» SET TASK:
Please rewrite each of the items below with "elements" changed to "objects", keeping everything else the same and leaving out the pictures.

* * *

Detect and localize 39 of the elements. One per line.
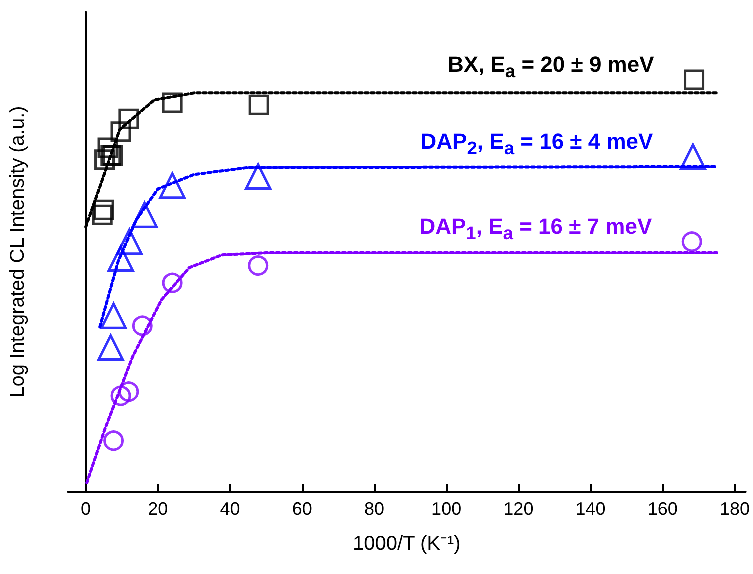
x-axis-title: 1000/T (K⁻¹)	[353, 533, 461, 555]
point	[159, 172, 186, 200]
point	[110, 386, 132, 406]
x-tick-label: 40	[220, 499, 240, 519]
point	[98, 334, 124, 362]
x-tick-label: 100	[432, 499, 462, 519]
point	[94, 150, 116, 170]
point	[248, 256, 269, 276]
point	[104, 430, 124, 452]
x-tick-label: 140	[576, 499, 606, 519]
point	[162, 92, 183, 114]
point	[100, 302, 128, 330]
point	[94, 200, 114, 220]
point	[248, 94, 270, 116]
point	[132, 316, 153, 336]
point	[684, 70, 705, 90]
point	[680, 144, 706, 170]
point	[116, 228, 143, 256]
point	[118, 108, 140, 130]
x-tick-label: 60	[292, 499, 312, 519]
point	[162, 272, 183, 294]
point	[118, 382, 140, 402]
point	[110, 122, 132, 142]
series-label: DAP$_{2}$, E$_{a}$ = 16 ± 4 meV	[420, 129, 654, 160]
point	[132, 202, 158, 228]
series-label: DAP$_{1}$, E$_{a}$ = 16 ± 7 meV	[420, 214, 652, 246]
point	[98, 138, 118, 158]
x-tick-label: 160	[648, 499, 678, 519]
series-label: BX, E$_{a}$ = 20 ± 9 meV	[448, 52, 654, 84]
point	[682, 232, 702, 252]
x-tick-label: 80	[364, 499, 384, 519]
point	[245, 164, 272, 190]
y-axis-title: Log Integrated CL Intensity (a.u.)	[7, 106, 29, 398]
point	[92, 204, 113, 226]
x-tick-label: 20	[148, 499, 168, 519]
point	[108, 246, 134, 272]
x-tick-label: 180	[720, 499, 750, 519]
x-tick-label: 120	[504, 499, 534, 519]
x-tick-label: 0	[81, 499, 92, 519]
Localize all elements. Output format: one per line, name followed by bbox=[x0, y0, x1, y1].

* * *

» EXPECTED ANSWER:
Detect and localize 39 of the objects. One per line.
x-axis-title: 1000/T (K⁻¹)	[353, 533, 461, 555]
point	[159, 172, 186, 200]
point	[110, 386, 132, 406]
x-tick-label: 40	[220, 499, 240, 519]
point	[98, 334, 124, 362]
x-tick-label: 100	[432, 499, 462, 519]
point	[94, 150, 116, 170]
point	[248, 256, 269, 276]
point	[104, 430, 124, 452]
x-tick-label: 140	[576, 499, 606, 519]
point	[162, 92, 183, 114]
point	[100, 302, 128, 330]
point	[94, 200, 114, 220]
point	[248, 94, 270, 116]
point	[132, 316, 153, 336]
point	[684, 70, 705, 90]
point	[680, 144, 706, 170]
point	[116, 228, 143, 256]
point	[118, 108, 140, 130]
x-tick-label: 60	[292, 499, 312, 519]
point	[162, 272, 183, 294]
point	[118, 382, 140, 402]
point	[110, 122, 132, 142]
series-label: DAP$_{2}$, E$_{a}$ = 16 ± 4 meV	[420, 129, 654, 160]
point	[132, 202, 158, 228]
series-label: DAP$_{1}$, E$_{a}$ = 16 ± 7 meV	[420, 214, 652, 246]
point	[98, 138, 118, 158]
x-tick-label: 160	[648, 499, 678, 519]
series-label: BX, E$_{a}$ = 20 ± 9 meV	[448, 52, 654, 84]
point	[682, 232, 702, 252]
x-tick-label: 80	[364, 499, 384, 519]
point	[245, 164, 272, 190]
y-axis-title: Log Integrated CL Intensity (a.u.)	[7, 106, 29, 398]
point	[92, 204, 113, 226]
x-tick-label: 20	[148, 499, 168, 519]
point	[108, 246, 134, 272]
x-tick-label: 180	[720, 499, 750, 519]
x-tick-label: 120	[504, 499, 534, 519]
x-tick-label: 0	[81, 499, 92, 519]
Localize all objects. Output format: one per line, name followed by bbox=[x0, y0, x1, y1].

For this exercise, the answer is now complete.